▶ [ОТРЫВОК ИЗ ИСТОЧНИКА]

● ● ● ● ● ● ●

Еще в ту пору, когда мисс Елизавета не уничтожила акта о своем браке с Гарвеем, она влюбила в себя старого герцога Кингстона, а когда ее проделка с больным графом Бристолем не удалась, смогла убедить этого старика жениться на ней. Супруги жили мирно. Старый добродушный герцог был вполне счастлив, получив в жены такую красавицу и находясь в полной ее власти. Умер он в 1773 году. После смерти герцога оказалось, что, согласно завещанию, все его громадное состояние должно было перейти к его вдове. Недовольные таким посмертным распоряжением герцога, его родственники завели с герцогиней сразу два процесса – уголовный и гражданский. Они обвиняли леди Кингстон в двоебрачии и оспаривали действительность духовного завещания в ее пользу. Противники ее находили, что завещание герцога не могло быть применено к ней, как к вдове завещателя, потому что она, как вступившая с ним в брак при жизни первого мужа, графа Бристоля, не может быть признана законной женой герцога Кингстона. Однако, оказалось, что это завещание было составлено очень ловко: старый герцог отказывал свое состояние не графине Бристоль, не герцогине Кингстон, а просто мисс Елизавете Чэдлей, тождественность которой с лицом, имевшим право получить после него наследство, никак невозможно было оспаривать.
Как бы то ни было, но уголовный процесс грозил герцогине страшной опасностью. Суд мог прибегнуть к старинному английскому, не отмененному еще в ту пору, закону, в силу которого ей за двоебрачие грозила смертная казнь. Даже в самом снисходительном случае ей, как двумужнице, следовало наложить через палача публично клеймо на левой руке, которое выжигалось раскаленным железом, после чего должно было последовать продолжительное тюремное заключение. Избавиться от такого приговора было очень трудно, т. к. совершение ее брака с Гарвеем было доказано при помощи служанки мисс Елизаветы, присутствовавшей свидетельницей при заключении этого брака.
Противникам герцогини удалось выиграть затеянный ими уголовный процесс. Мисс Елизавета была признана законной женой капитана Гарвея, носившего потом титул графа Бристоля, а потому второй ее брак с герцогом Кингстоном, как заключенный при жизни первого мужа, был объявлен недействительным. Однако, ввиду разных уменьшающих вину обстоятельств, она была освобождена от всякого наказания и только по приговору суда была лишена неправильно присвоенного ею титула герцогини Кингстон. В дальнейшем, впрочем, по неизвестным причинам, та часть судебного приговора, которая гласила о лишении Елизаветы герцогского титула и фамилии Кингстон, не была приведена в исполнение, т. к. Елизавета повсюду продолжала пользоваться во всех официальных актах титулом герцогини Кингстон без всякого возражения со стороны английского правительства.

● ● ● ● ● ● ●

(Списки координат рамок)
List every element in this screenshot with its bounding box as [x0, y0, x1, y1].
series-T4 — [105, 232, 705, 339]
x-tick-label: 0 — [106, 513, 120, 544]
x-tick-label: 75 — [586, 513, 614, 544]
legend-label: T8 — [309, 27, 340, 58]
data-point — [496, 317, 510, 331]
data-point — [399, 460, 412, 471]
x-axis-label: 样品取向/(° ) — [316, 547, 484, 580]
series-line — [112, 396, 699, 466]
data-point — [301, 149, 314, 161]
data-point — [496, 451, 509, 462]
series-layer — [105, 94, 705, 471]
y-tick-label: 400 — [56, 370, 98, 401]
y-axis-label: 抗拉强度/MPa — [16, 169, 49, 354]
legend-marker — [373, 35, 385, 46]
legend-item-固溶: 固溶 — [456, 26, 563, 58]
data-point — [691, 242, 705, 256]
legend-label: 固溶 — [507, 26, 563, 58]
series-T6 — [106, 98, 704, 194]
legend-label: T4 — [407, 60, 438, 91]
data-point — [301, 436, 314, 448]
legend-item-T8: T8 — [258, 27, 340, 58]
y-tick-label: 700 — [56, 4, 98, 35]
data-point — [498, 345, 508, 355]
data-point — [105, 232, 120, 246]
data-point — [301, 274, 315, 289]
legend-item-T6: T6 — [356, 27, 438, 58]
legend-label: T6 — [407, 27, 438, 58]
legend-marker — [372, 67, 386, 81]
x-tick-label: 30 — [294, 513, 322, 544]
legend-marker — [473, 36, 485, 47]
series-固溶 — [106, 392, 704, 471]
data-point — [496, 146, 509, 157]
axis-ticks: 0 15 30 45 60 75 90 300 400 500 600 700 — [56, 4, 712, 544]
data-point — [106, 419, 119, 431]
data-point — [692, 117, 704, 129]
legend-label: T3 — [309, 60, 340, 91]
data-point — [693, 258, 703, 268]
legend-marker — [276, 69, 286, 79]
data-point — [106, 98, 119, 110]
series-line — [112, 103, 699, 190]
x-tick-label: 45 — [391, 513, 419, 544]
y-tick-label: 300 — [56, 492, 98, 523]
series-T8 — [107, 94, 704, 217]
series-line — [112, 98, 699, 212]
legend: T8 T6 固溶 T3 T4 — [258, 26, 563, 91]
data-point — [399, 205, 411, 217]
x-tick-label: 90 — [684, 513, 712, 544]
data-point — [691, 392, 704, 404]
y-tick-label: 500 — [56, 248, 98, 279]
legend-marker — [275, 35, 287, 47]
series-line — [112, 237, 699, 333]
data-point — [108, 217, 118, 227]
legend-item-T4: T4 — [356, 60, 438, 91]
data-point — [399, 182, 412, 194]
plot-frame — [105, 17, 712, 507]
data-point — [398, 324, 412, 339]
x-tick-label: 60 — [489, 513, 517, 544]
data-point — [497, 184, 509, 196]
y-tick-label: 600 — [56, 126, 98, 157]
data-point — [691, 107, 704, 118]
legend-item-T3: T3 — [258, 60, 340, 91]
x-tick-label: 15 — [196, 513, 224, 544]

● ● ● ● ● ● ●

▶ [ЧТО СДЕЛАТЬ]
1) Перепишите дословно часть отрывка о герцогине Кингстон, начиная со слов «Как бы то ни» и продолжая до слов «заключении этого брака.» включительно.
2) Напишите продолжение отрывка о герцогине Кингстон, начав сразу после его последнего предложения.

▶ [ОТВЕТЫ К УПРАЖНЕНИЮ]
1)
Как бы то ни было, но уголовный процесс грозил герцогине страшной опасностью. Суд мог прибегнуть к старинному английскому, не отмененному еще в ту пору, закону, в силу которого ей за двоебрачие грозила смертная казнь. Даже в самом снисходительном случае ей, как двумужнице, следовало наложить через палача публично клеймо на левой руке, которое выжигалось раскаленным железом, после чего должно было последовать продолжительное тюремное заключение. Избавиться от такого приговора было очень трудно, т. к. совершение ее брака с Гарвеем было доказано при помощи служанки мисс Елизаветы, присутствовавшей свидетельницей при заключении этого брака.

2)
Несмотря на неблагоприятный исход уголовного процесса, в силу завещания покойного герцога все его громадное состояние было признано собственностью Елизаветы, и она сделалась одной из богатейших женщин в Европе.
В то время повсюду уже гремела слава императрицы Екатерины II. О ней начали говорить в Европе как о великой государыне и о необыкновенной женщине. Герцогиня Кингстон задумала не только обратить на себя внимание русской царицы, но и, если представится такая возможность, добиться ее особого расположения. Герцогиня Кингстон, обесславленная в Англии уголовным процессом, надеялась, что ласковый прием при дворе императрицы Екатерины восстановит в общественном мнении англичан ее репутацию. Поэтому она повела дело так, чтобы до своей поездки в Петербург заручиться вниманием Екатерины.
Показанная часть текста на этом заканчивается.